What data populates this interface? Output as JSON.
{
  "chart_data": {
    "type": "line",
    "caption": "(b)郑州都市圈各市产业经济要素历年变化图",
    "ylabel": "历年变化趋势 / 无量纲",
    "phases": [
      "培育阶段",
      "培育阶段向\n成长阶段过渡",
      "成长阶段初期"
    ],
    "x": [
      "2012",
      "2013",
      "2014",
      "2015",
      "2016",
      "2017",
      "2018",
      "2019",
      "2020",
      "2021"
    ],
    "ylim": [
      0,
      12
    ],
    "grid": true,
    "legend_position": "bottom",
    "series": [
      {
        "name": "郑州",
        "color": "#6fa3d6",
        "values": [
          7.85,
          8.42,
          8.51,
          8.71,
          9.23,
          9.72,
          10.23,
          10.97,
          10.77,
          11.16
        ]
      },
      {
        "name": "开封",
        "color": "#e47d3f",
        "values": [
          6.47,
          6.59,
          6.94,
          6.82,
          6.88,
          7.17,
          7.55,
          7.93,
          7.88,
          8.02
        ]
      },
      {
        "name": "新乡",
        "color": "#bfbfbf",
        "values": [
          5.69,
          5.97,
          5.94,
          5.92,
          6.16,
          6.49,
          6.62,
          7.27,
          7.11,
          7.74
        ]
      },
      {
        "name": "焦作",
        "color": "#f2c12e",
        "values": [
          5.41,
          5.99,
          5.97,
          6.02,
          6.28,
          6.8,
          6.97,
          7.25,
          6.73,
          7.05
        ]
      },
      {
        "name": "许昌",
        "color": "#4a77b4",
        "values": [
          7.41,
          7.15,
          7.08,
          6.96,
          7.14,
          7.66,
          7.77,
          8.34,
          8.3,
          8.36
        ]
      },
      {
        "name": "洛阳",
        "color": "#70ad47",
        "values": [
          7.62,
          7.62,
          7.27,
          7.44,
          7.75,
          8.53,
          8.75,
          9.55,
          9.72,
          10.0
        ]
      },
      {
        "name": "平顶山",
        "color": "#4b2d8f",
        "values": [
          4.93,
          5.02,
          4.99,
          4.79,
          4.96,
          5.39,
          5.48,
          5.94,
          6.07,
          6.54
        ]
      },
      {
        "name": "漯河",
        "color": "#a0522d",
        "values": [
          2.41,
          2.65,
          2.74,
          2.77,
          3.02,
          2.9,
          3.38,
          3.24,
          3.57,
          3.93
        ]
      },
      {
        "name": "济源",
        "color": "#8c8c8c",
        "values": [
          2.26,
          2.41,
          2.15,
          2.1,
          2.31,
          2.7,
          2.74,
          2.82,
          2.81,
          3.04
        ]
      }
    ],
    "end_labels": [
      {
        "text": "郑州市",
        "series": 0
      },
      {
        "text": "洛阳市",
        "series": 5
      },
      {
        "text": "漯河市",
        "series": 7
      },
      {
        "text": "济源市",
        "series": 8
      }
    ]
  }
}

## The problem
Emit the full listing verbatim.

## Correct output
What data populates this interface? Output as JSON.
{
  "chart_data": {
    "type": "line",
    "caption": "(b)郑州都市圈各市产业经济要素历年变化图",
    "ylabel": "历年变化趋势 / 无量纲",
    "phases": [
      "培育阶段",
      "培育阶段向\n成长阶段过渡",
      "成长阶段初期"
    ],
    "x": [
      "2012",
      "2013",
      "2014",
      "2015",
      "2016",
      "2017",
      "2018",
      "2019",
      "2020",
      "2021"
    ],
    "ylim": [
      0,
      12
    ],
    "grid": true,
    "legend_position": "bottom",
    "series": [
      {
        "name": "郑州",
        "color": "#6fa3d6",
        "values": [
          7.85,
          8.42,
          8.51,
          8.71,
          9.23,
          9.72,
          10.23,
          10.97,
          10.77,
          11.16
        ]
      },
      {
        "name": "开封",
        "color": "#e47d3f",
        "values": [
          6.47,
          6.59,
          6.94,
          6.82,
          6.88,
          7.17,
          7.55,
          7.93,
          7.88,
          8.02
        ]
      },
      {
        "name": "新乡",
        "color": "#bfbfbf",
        "values": [
          5.69,
          5.97,
          5.94,
          5.92,
          6.16,
          6.49,
          6.62,
          7.27,
          7.11,
          7.74
        ]
      },
      {
        "name": "焦作",
        "color": "#f2c12e",
        "values": [
          5.41,
          5.99,
          5.97,
          6.02,
          6.28,
          6.8,
          6.97,
          7.25,
          6.73,
          7.05
        ]
      },
      {
        "name": "许昌",
        "color": "#4a77b4",
        "values": [
          7.41,
          7.15,
          7.08,
          6.96,
          7.14,
          7.66,
          7.77,
          8.34,
          8.3,
          8.36
        ]
      },
      {
        "name": "洛阳",
        "color": "#70ad47",
        "values": [
          7.62,
          7.62,
          7.27,
          7.44,
          7.75,
          8.53,
          8.75,
          9.55,
          9.72,
          10.0
        ]
      },
      {
        "name": "平顶山",
        "color": "#4b2d8f",
        "values": [
          4.93,
          5.02,
          4.99,
          4.79,
          4.96,
          5.39,
          5.48,
          5.94,
          6.07,
          6.54
        ]
      },
      {
        "name": "漯河",
        "color": "#a0522d",
        "values": [
          2.41,
          2.65,
          2.74,
          2.77,
          3.02,
          2.9,
          3.38,
          3.24,
          3.57,
          3.93
        ]
      },
      {
        "name": "济源",
        "color": "#8c8c8c",
        "values": [
          2.26,
          2.41,
          2.15,
          2.1,
          2.31,
          2.7,
          2.74,
          2.82,
          2.81,
          3.04
        ]
      }
    ],
    "end_labels": [
      {
        "text": "郑州市",
        "series": 0
      },
      {
        "text": "洛阳市",
        "series": 5
      },
      {
        "text": "漯河市",
        "series": 7
      },
      {
        "text": "济源市",
        "series": 8
      }
    ]
  }
}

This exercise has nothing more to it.